# [Short problem]
Pictures aside, write out every record exactly as it appears.

# [Data listing]

--- start ---

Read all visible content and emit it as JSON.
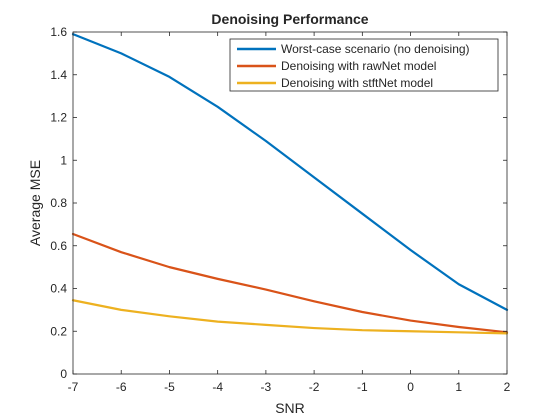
{
  "chart_data": {
    "type": "line",
    "title": "Denoising Performance",
    "xlabel": "SNR",
    "ylabel": "Average MSE",
    "xlim": [
      -7,
      2
    ],
    "ylim": [
      0,
      1.6
    ],
    "xticks": [
      -7,
      -6,
      -5,
      -4,
      -3,
      -2,
      -1,
      0,
      1,
      2
    ],
    "yticks": [
      0,
      0.2,
      0.4,
      0.6,
      0.8,
      1,
      1.2,
      1.4,
      1.6
    ],
    "xtick_labels": [
      "-7",
      "-6",
      "-5",
      "-4",
      "-3",
      "-2",
      "-1",
      "0",
      "1",
      "2"
    ],
    "ytick_labels": [
      "0",
      "0.2",
      "0.4",
      "0.6",
      "0.8",
      "1",
      "1.2",
      "1.4",
      "1.6"
    ],
    "grid": false,
    "legend_position": "top-right",
    "x": [
      -7,
      -6,
      -5,
      -4,
      -3,
      -2,
      -1,
      0,
      1,
      2
    ],
    "series": [
      {
        "name": "Worst-case scenario (no denoising)",
        "color": "#0072BD",
        "values": [
          1.59,
          1.5,
          1.39,
          1.25,
          1.09,
          0.92,
          0.75,
          0.58,
          0.42,
          0.3
        ]
      },
      {
        "name": "Denoising with rawNet model",
        "color": "#D95319",
        "values": [
          0.655,
          0.57,
          0.5,
          0.445,
          0.395,
          0.34,
          0.29,
          0.25,
          0.22,
          0.195
        ]
      },
      {
        "name": "Denoising with stftNet model",
        "color": "#EDB120",
        "values": [
          0.345,
          0.3,
          0.27,
          0.245,
          0.23,
          0.215,
          0.205,
          0.2,
          0.195,
          0.19
        ]
      }
    ]
  }
}
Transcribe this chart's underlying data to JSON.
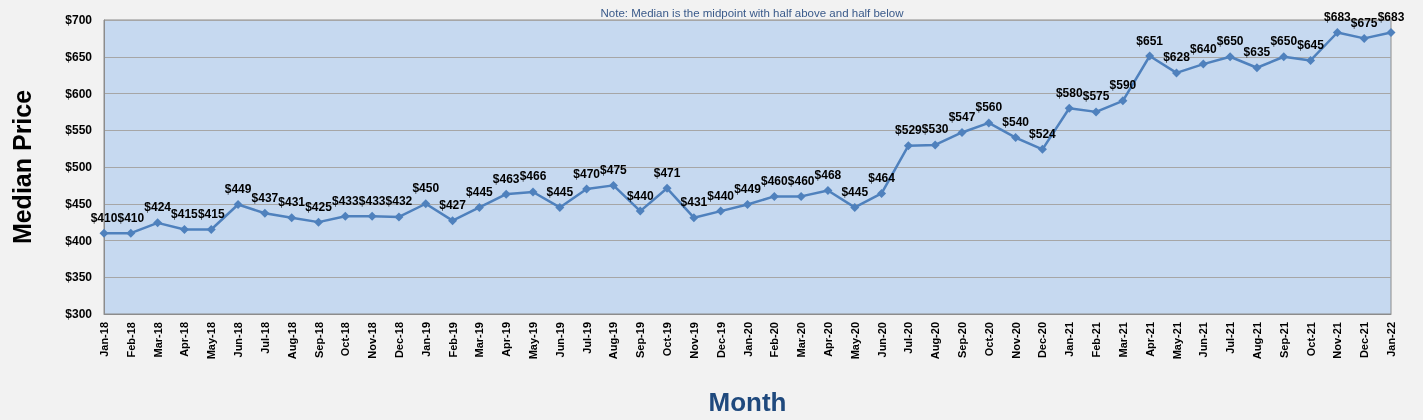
{
  "chart_data": {
    "type": "line",
    "annotations": [
      "Note: Median is the midpoint with half above and half below"
    ],
    "xlabel": "Month",
    "ylabel": "Median Price",
    "categories": [
      "Jan-18",
      "Feb-18",
      "Mar-18",
      "Apr-18",
      "May-18",
      "Jun-18",
      "Jul-18",
      "Aug-18",
      "Sep-18",
      "Oct-18",
      "Nov-18",
      "Dec-18",
      "Jan-19",
      "Feb-19",
      "Mar-19",
      "Apr-19",
      "May-19",
      "Jun-19",
      "Jul-19",
      "Aug-19",
      "Sep-19",
      "Oct-19",
      "Nov-19",
      "Dec-19",
      "Jan-20",
      "Feb-20",
      "Mar-20",
      "Apr-20",
      "May-20",
      "Jun-20",
      "Jul-20",
      "Aug-20",
      "Sep-20",
      "Oct-20",
      "Nov-20",
      "Dec-20",
      "Jan-21",
      "Feb-21",
      "Mar-21",
      "Apr-21",
      "May-21",
      "Jun-21",
      "Jul-21",
      "Aug-21",
      "Sep-21",
      "Oct-21",
      "Nov-21",
      "Dec-21",
      "Jan-22"
    ],
    "values": [
      410,
      410,
      424,
      415,
      415,
      449,
      437,
      431,
      425,
      433,
      433,
      432,
      450,
      427,
      445,
      463,
      466,
      445,
      470,
      475,
      440,
      471,
      431,
      440,
      449,
      460,
      460,
      468,
      445,
      464,
      529,
      530,
      547,
      560,
      540,
      524,
      580,
      575,
      590,
      651,
      628,
      640,
      650,
      635,
      650,
      645,
      683,
      675,
      683
    ],
    "value_labels": [
      "$410",
      "$410",
      "$424",
      "$415",
      "$415",
      "$449",
      "$437",
      "$431",
      "$425",
      "$433",
      "$433",
      "$432",
      "$450",
      "$427",
      "$445",
      "$463",
      "$466",
      "$445",
      "$470",
      "$475",
      "$440",
      "$471",
      "$431",
      "$440",
      "$449",
      "$460",
      "$460",
      "$468",
      "$445",
      "$464",
      "$529",
      "$530",
      "$547",
      "$560",
      "$540",
      "$524",
      "$580",
      "$575",
      "$590",
      "$651",
      "$628",
      "$640",
      "$650",
      "$635",
      "$650",
      "$645",
      "$683",
      "$675",
      "$683"
    ],
    "color": "#4f81bd",
    "marker": "diamond",
    "ylim": [
      300,
      700
    ],
    "yticks": [
      {
        "value": 300,
        "label": "$300"
      },
      {
        "value": 350,
        "label": "$350"
      },
      {
        "value": 400,
        "label": "$400"
      },
      {
        "value": 450,
        "label": "$450"
      },
      {
        "value": 500,
        "label": "$500"
      },
      {
        "value": 550,
        "label": "$550"
      },
      {
        "value": 600,
        "label": "$600"
      },
      {
        "value": 650,
        "label": "$650"
      },
      {
        "value": 700,
        "label": "$700"
      }
    ],
    "grid": "y"
  }
}
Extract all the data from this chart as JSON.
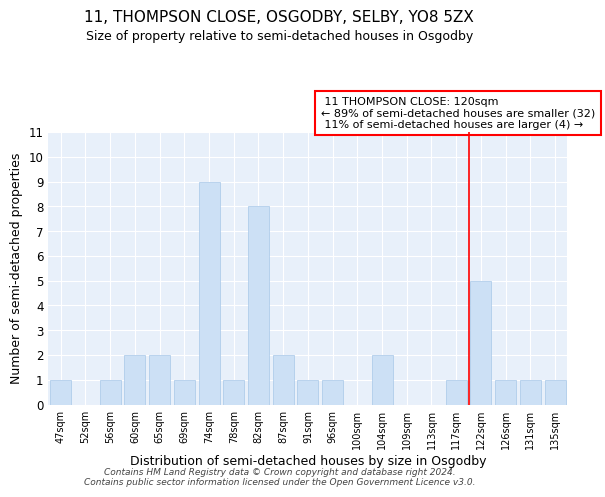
{
  "title": "11, THOMPSON CLOSE, OSGODBY, SELBY, YO8 5ZX",
  "subtitle": "Size of property relative to semi-detached houses in Osgodby",
  "xlabel": "Distribution of semi-detached houses by size in Osgodby",
  "ylabel": "Number of semi-detached properties",
  "categories": [
    "47sqm",
    "52sqm",
    "56sqm",
    "60sqm",
    "65sqm",
    "69sqm",
    "74sqm",
    "78sqm",
    "82sqm",
    "87sqm",
    "91sqm",
    "96sqm",
    "100sqm",
    "104sqm",
    "109sqm",
    "113sqm",
    "117sqm",
    "122sqm",
    "126sqm",
    "131sqm",
    "135sqm"
  ],
  "values": [
    1,
    0,
    1,
    2,
    2,
    1,
    9,
    1,
    8,
    2,
    1,
    1,
    0,
    2,
    0,
    0,
    1,
    5,
    1,
    1,
    1
  ],
  "bar_color": "#cce0f5",
  "bar_edge_color": "#a8c8e8",
  "property_line_label": "11 THOMPSON CLOSE: 120sqm",
  "pct_smaller": "89% of semi-detached houses are smaller (32)",
  "pct_larger": "11% of semi-detached houses are larger (4)",
  "ylim": [
    0,
    11
  ],
  "footer": "Contains HM Land Registry data © Crown copyright and database right 2024.\nContains public sector information licensed under the Open Government Licence v3.0.",
  "bg_color": "#e8f0fa",
  "title_fontsize": 11,
  "subtitle_fontsize": 9,
  "xlabel_fontsize": 9,
  "ylabel_fontsize": 9
}
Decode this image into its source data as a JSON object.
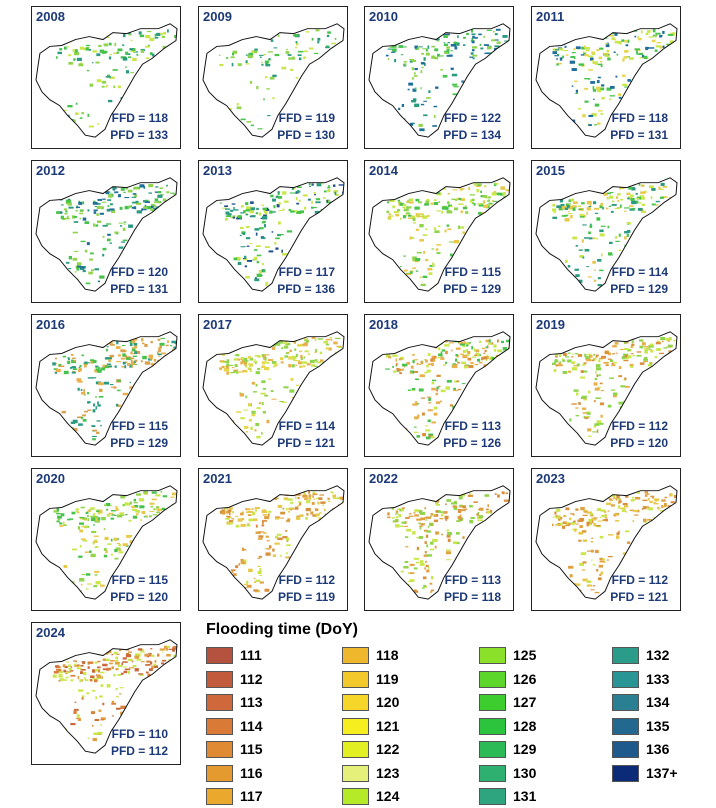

--- end ---

# [Correct response]
Read all visible content and emit it as JSON.
{
  "chart_data": {
    "type": "line",
    "title": "Denoising Performance",
    "xlabel": "SNR",
    "ylabel": "Average MSE",
    "xlim": [
      -7,
      2
    ],
    "ylim": [
      0,
      1.6
    ],
    "xticks": [
      -7,
      -6,
      -5,
      -4,
      -3,
      -2,
      -1,
      0,
      1,
      2
    ],
    "yticks": [
      0,
      0.2,
      0.4,
      0.6,
      0.8,
      1,
      1.2,
      1.4,
      1.6
    ],
    "xtick_labels": [
      "-7",
      "-6",
      "-5",
      "-4",
      "-3",
      "-2",
      "-1",
      "0",
      "1",
      "2"
    ],
    "ytick_labels": [
      "0",
      "0.2",
      "0.4",
      "0.6",
      "0.8",
      "1",
      "1.2",
      "1.4",
      "1.6"
    ],
    "grid": false,
    "legend_position": "top-right",
    "x": [
      -7,
      -6,
      -5,
      -4,
      -3,
      -2,
      -1,
      0,
      1,
      2
    ],
    "series": [
      {
        "name": "Worst-case scenario (no denoising)",
        "color": "#0072BD",
        "values": [
          1.59,
          1.5,
          1.39,
          1.25,
          1.09,
          0.92,
          0.75,
          0.58,
          0.42,
          0.3
        ]
      },
      {
        "name": "Denoising with rawNet model",
        "color": "#D95319",
        "values": [
          0.655,
          0.57,
          0.5,
          0.445,
          0.395,
          0.34,
          0.29,
          0.25,
          0.22,
          0.195
        ]
      },
      {
        "name": "Denoising with stftNet model",
        "color": "#EDB120",
        "values": [
          0.345,
          0.3,
          0.27,
          0.245,
          0.23,
          0.215,
          0.205,
          0.2,
          0.195,
          0.19
        ]
      }
    ]
  }
}
Transcribe this chart's underlying data to JSON.
{
  "chart_data": {
    "type": "line",
    "annotations": [
      "Note: Median is the midpoint with half above and half below"
    ],
    "xlabel": "Month",
    "ylabel": "Median Price",
    "categories": [
      "Jan-18",
      "Feb-18",
      "Mar-18",
      "Apr-18",
      "May-18",
      "Jun-18",
      "Jul-18",
      "Aug-18",
      "Sep-18",
      "Oct-18",
      "Nov-18",
      "Dec-18",
      "Jan-19",
      "Feb-19",
      "Mar-19",
      "Apr-19",
      "May-19",
      "Jun-19",
      "Jul-19",
      "Aug-19",
      "Sep-19",
      "Oct-19",
      "Nov-19",
      "Dec-19",
      "Jan-20",
      "Feb-20",
      "Mar-20",
      "Apr-20",
      "May-20",
      "Jun-20",
      "Jul-20",
      "Aug-20",
      "Sep-20",
      "Oct-20",
      "Nov-20",
      "Dec-20",
      "Jan-21",
      "Feb-21",
      "Mar-21",
      "Apr-21",
      "May-21",
      "Jun-21",
      "Jul-21",
      "Aug-21",
      "Sep-21",
      "Oct-21",
      "Nov-21",
      "Dec-21",
      "Jan-22"
    ],
    "values": [
      410,
      410,
      424,
      415,
      415,
      449,
      437,
      431,
      425,
      433,
      433,
      432,
      450,
      427,
      445,
      463,
      466,
      445,
      470,
      475,
      440,
      471,
      431,
      440,
      449,
      460,
      460,
      468,
      445,
      464,
      529,
      530,
      547,
      560,
      540,
      524,
      580,
      575,
      590,
      651,
      628,
      640,
      650,
      635,
      650,
      645,
      683,
      675,
      683
    ],
    "value_labels": [
      "$410",
      "$410",
      "$424",
      "$415",
      "$415",
      "$449",
      "$437",
      "$431",
      "$425",
      "$433",
      "$433",
      "$432",
      "$450",
      "$427",
      "$445",
      "$463",
      "$466",
      "$445",
      "$470",
      "$475",
      "$440",
      "$471",
      "$431",
      "$440",
      "$449",
      "$460",
      "$460",
      "$468",
      "$445",
      "$464",
      "$529",
      "$530",
      "$547",
      "$560",
      "$540",
      "$524",
      "$580",
      "$575",
      "$590",
      "$651",
      "$628",
      "$640",
      "$650",
      "$635",
      "$650",
      "$645",
      "$683",
      "$675",
      "$683"
    ],
    "color": "#4f81bd",
    "marker": "diamond",
    "ylim": [
      300,
      700
    ],
    "yticks": [
      {
        "value": 300,
        "label": "$300"
      },
      {
        "value": 350,
        "label": "$350"
      },
      {
        "value": 400,
        "label": "$400"
      },
      {
        "value": 450,
        "label": "$450"
      },
      {
        "value": 500,
        "label": "$500"
      },
      {
        "value": 550,
        "label": "$550"
      },
      {
        "value": 600,
        "label": "$600"
      },
      {
        "value": 650,
        "label": "$650"
      },
      {
        "value": 700,
        "label": "$700"
      }
    ],
    "grid": "y"
  }
}
Extract all the data from this chart as JSON.
{
  "title": "11, THOMPSON CLOSE, OSGODBY, SELBY, YO8 5ZX",
  "subtitle": "Size of property relative to semi-detached houses in Osgodby",
  "xlabel": "Distribution of semi-detached houses by size in Osgodby",
  "ylabel": "Number of semi-detached properties",
  "categories": [
    "47sqm",
    "52sqm",
    "56sqm",
    "60sqm",
    "65sqm",
    "69sqm",
    "74sqm",
    "78sqm",
    "82sqm",
    "87sqm",
    "91sqm",
    "96sqm",
    "100sqm",
    "104sqm",
    "109sqm",
    "113sqm",
    "117sqm",
    "122sqm",
    "126sqm",
    "131sqm",
    "135sqm"
  ],
  "values": [
    1,
    0,
    1,
    2,
    2,
    1,
    9,
    1,
    8,
    2,
    1,
    1,
    0,
    2,
    0,
    0,
    1,
    5,
    1,
    1,
    1
  ],
  "bar_color": "#cce0f5",
  "bar_edge_color": "#a8c8e8",
  "property_line_label": "11 THOMPSON CLOSE: 120sqm",
  "pct_smaller": "89% of semi-detached houses are smaller (32)",
  "pct_larger": "11% of semi-detached houses are larger (4)",
  "ylim": [
    0,
    11
  ],
  "footer": "Contains HM Land Registry data © Crown copyright and database right 2024.\nContains public sector information licensed under the Open Government Licence v3.0.",
  "bg_color": "#e8f0fa",
  "title_fontsize": 11,
  "subtitle_fontsize": 9,
  "xlabel_fontsize": 9,
  "ylabel_fontsize": 9
}
Decode this image into its source data as a JSON object.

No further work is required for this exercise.